**Data entries**
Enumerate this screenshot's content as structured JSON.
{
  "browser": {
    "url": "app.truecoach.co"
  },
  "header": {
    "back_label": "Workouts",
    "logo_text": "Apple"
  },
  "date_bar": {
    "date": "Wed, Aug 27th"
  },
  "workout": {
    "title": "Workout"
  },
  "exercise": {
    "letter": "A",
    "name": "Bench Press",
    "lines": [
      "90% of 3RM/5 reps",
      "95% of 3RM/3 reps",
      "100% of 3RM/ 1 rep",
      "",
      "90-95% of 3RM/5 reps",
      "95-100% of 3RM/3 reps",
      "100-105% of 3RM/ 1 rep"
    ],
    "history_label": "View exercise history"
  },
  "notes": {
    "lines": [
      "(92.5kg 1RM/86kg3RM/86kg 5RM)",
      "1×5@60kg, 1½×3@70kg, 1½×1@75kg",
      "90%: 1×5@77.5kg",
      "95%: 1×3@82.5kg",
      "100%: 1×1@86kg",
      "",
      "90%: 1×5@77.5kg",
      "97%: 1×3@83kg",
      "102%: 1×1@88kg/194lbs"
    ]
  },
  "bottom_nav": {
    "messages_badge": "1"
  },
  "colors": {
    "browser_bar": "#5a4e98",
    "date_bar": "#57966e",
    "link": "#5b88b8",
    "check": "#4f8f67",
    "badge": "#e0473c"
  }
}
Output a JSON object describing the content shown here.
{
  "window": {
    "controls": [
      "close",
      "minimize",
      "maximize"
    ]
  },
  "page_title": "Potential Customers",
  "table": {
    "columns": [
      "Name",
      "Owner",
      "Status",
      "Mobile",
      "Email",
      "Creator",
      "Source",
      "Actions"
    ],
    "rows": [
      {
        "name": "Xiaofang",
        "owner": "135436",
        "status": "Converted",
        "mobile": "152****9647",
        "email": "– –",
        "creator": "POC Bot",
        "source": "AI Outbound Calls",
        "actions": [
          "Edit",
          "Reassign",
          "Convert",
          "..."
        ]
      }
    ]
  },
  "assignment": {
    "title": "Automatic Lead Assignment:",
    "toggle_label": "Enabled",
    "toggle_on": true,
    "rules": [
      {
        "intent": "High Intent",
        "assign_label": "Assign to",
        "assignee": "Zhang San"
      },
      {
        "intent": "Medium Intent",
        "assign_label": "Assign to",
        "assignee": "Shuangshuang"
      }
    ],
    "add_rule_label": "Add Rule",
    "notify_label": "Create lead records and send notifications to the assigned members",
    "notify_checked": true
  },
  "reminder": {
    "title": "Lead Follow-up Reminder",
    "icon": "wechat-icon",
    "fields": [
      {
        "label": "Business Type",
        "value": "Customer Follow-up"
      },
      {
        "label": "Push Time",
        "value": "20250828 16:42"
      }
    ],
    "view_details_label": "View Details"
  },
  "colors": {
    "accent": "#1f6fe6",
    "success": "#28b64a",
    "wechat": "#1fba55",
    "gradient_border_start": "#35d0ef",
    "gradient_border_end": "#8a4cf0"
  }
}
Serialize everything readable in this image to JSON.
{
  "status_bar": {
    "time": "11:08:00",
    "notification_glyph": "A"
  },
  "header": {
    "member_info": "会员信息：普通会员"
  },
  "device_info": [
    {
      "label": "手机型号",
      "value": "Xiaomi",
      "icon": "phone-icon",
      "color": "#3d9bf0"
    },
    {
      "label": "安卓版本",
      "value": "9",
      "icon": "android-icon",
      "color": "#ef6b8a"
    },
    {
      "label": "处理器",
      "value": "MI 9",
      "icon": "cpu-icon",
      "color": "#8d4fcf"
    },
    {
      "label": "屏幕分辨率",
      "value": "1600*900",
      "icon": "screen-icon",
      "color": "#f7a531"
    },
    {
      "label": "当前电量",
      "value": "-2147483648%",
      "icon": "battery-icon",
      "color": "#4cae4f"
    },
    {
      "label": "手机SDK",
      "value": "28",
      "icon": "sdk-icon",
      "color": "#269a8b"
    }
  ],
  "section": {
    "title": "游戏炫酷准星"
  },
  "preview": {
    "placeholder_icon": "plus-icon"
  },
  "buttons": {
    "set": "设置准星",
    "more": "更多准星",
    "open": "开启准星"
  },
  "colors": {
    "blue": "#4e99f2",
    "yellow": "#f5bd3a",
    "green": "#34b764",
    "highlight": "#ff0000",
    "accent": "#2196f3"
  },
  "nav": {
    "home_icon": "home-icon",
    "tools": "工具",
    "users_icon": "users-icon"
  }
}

**Exercise**
Show all lines in the entries above where the string "intent" appears.

**Full answer**
        "intent": "High Intent",
        "intent": "Medium Intent",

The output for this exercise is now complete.